TASK DETAILS
Make an exact copy of the records, leaving out the images.

SUPPLIED ENTRIES

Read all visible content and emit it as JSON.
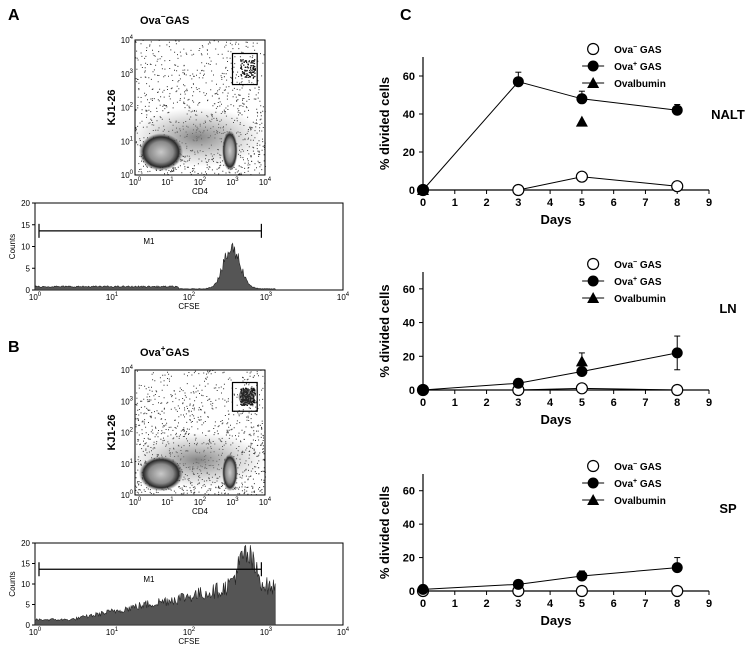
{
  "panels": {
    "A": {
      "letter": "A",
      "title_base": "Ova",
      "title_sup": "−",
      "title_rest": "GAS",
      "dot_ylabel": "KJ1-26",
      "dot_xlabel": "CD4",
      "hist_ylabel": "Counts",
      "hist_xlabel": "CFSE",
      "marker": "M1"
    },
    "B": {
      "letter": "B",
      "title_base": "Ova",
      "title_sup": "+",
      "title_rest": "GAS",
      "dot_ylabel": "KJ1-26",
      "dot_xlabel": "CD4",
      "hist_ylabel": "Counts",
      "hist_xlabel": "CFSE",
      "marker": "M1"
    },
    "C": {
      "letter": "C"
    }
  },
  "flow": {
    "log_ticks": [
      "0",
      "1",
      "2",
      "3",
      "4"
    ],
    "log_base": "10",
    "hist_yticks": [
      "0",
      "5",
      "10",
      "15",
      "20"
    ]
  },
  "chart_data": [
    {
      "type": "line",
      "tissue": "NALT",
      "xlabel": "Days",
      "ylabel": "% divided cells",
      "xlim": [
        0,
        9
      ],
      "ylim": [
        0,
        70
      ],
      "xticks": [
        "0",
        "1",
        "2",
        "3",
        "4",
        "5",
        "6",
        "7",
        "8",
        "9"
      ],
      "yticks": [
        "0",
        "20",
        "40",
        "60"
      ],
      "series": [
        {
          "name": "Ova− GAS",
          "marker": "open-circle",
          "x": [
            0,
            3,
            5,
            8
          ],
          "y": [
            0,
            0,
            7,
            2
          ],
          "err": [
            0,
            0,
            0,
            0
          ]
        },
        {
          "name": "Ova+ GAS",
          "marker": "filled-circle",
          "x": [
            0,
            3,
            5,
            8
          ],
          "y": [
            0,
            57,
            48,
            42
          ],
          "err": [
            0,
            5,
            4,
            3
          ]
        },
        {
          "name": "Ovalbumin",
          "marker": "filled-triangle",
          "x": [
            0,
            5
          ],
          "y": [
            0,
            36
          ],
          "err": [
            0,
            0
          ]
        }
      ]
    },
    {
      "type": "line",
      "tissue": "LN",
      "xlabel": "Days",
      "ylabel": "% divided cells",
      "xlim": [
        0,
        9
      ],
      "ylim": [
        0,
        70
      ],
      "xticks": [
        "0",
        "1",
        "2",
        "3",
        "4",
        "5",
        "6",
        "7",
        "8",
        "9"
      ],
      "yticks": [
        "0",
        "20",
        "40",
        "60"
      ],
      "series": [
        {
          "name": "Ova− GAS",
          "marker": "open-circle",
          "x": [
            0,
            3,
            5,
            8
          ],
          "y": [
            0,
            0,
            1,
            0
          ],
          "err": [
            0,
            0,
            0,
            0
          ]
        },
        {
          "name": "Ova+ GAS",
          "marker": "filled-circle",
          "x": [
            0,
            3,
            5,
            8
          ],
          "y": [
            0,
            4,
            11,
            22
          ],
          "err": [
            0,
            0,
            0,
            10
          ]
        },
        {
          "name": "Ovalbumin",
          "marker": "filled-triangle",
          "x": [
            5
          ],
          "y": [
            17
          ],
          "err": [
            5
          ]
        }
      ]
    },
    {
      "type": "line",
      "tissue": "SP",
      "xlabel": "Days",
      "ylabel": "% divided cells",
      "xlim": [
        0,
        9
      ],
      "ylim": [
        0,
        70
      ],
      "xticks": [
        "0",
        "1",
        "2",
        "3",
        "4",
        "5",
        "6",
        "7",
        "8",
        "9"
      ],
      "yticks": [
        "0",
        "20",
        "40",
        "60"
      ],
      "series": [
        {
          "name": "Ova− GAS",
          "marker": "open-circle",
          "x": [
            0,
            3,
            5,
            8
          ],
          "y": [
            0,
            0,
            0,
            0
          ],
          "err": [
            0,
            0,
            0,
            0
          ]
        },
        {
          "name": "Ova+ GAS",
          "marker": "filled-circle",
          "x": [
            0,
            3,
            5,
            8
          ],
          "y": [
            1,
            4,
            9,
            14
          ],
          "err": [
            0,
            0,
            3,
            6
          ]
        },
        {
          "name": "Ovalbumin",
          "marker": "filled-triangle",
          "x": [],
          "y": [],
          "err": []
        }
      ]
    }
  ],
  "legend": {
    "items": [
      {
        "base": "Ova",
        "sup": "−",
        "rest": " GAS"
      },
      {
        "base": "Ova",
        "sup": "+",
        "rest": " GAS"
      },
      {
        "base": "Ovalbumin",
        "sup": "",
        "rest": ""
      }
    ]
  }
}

REPLY
Read all visible content and emit it as JSON.
{
  "panels": {
    "A": {
      "letter": "A",
      "title_base": "Ova",
      "title_sup": "−",
      "title_rest": "GAS",
      "dot_ylabel": "KJ1-26",
      "dot_xlabel": "CD4",
      "hist_ylabel": "Counts",
      "hist_xlabel": "CFSE",
      "marker": "M1"
    },
    "B": {
      "letter": "B",
      "title_base": "Ova",
      "title_sup": "+",
      "title_rest": "GAS",
      "dot_ylabel": "KJ1-26",
      "dot_xlabel": "CD4",
      "hist_ylabel": "Counts",
      "hist_xlabel": "CFSE",
      "marker": "M1"
    },
    "C": {
      "letter": "C"
    }
  },
  "flow": {
    "log_ticks": [
      "0",
      "1",
      "2",
      "3",
      "4"
    ],
    "log_base": "10",
    "hist_yticks": [
      "0",
      "5",
      "10",
      "15",
      "20"
    ]
  },
  "chart_data": [
    {
      "type": "line",
      "tissue": "NALT",
      "xlabel": "Days",
      "ylabel": "% divided cells",
      "xlim": [
        0,
        9
      ],
      "ylim": [
        0,
        70
      ],
      "xticks": [
        "0",
        "1",
        "2",
        "3",
        "4",
        "5",
        "6",
        "7",
        "8",
        "9"
      ],
      "yticks": [
        "0",
        "20",
        "40",
        "60"
      ],
      "series": [
        {
          "name": "Ova− GAS",
          "marker": "open-circle",
          "x": [
            0,
            3,
            5,
            8
          ],
          "y": [
            0,
            0,
            7,
            2
          ],
          "err": [
            0,
            0,
            0,
            0
          ]
        },
        {
          "name": "Ova+ GAS",
          "marker": "filled-circle",
          "x": [
            0,
            3,
            5,
            8
          ],
          "y": [
            0,
            57,
            48,
            42
          ],
          "err": [
            0,
            5,
            4,
            3
          ]
        },
        {
          "name": "Ovalbumin",
          "marker": "filled-triangle",
          "x": [
            0,
            5
          ],
          "y": [
            0,
            36
          ],
          "err": [
            0,
            0
          ]
        }
      ]
    },
    {
      "type": "line",
      "tissue": "LN",
      "xlabel": "Days",
      "ylabel": "% divided cells",
      "xlim": [
        0,
        9
      ],
      "ylim": [
        0,
        70
      ],
      "xticks": [
        "0",
        "1",
        "2",
        "3",
        "4",
        "5",
        "6",
        "7",
        "8",
        "9"
      ],
      "yticks": [
        "0",
        "20",
        "40",
        "60"
      ],
      "series": [
        {
          "name": "Ova− GAS",
          "marker": "open-circle",
          "x": [
            0,
            3,
            5,
            8
          ],
          "y": [
            0,
            0,
            1,
            0
          ],
          "err": [
            0,
            0,
            0,
            0
          ]
        },
        {
          "name": "Ova+ GAS",
          "marker": "filled-circle",
          "x": [
            0,
            3,
            5,
            8
          ],
          "y": [
            0,
            4,
            11,
            22
          ],
          "err": [
            0,
            0,
            0,
            10
          ]
        },
        {
          "name": "Ovalbumin",
          "marker": "filled-triangle",
          "x": [
            5
          ],
          "y": [
            17
          ],
          "err": [
            5
          ]
        }
      ]
    },
    {
      "type": "line",
      "tissue": "SP",
      "xlabel": "Days",
      "ylabel": "% divided cells",
      "xlim": [
        0,
        9
      ],
      "ylim": [
        0,
        70
      ],
      "xticks": [
        "0",
        "1",
        "2",
        "3",
        "4",
        "5",
        "6",
        "7",
        "8",
        "9"
      ],
      "yticks": [
        "0",
        "20",
        "40",
        "60"
      ],
      "series": [
        {
          "name": "Ova− GAS",
          "marker": "open-circle",
          "x": [
            0,
            3,
            5,
            8
          ],
          "y": [
            0,
            0,
            0,
            0
          ],
          "err": [
            0,
            0,
            0,
            0
          ]
        },
        {
          "name": "Ova+ GAS",
          "marker": "filled-circle",
          "x": [
            0,
            3,
            5,
            8
          ],
          "y": [
            1,
            4,
            9,
            14
          ],
          "err": [
            0,
            0,
            3,
            6
          ]
        },
        {
          "name": "Ovalbumin",
          "marker": "filled-triangle",
          "x": [],
          "y": [],
          "err": []
        }
      ]
    }
  ],
  "legend": {
    "items": [
      {
        "base": "Ova",
        "sup": "−",
        "rest": " GAS"
      },
      {
        "base": "Ova",
        "sup": "+",
        "rest": " GAS"
      },
      {
        "base": "Ovalbumin",
        "sup": "",
        "rest": ""
      }
    ]
  }
}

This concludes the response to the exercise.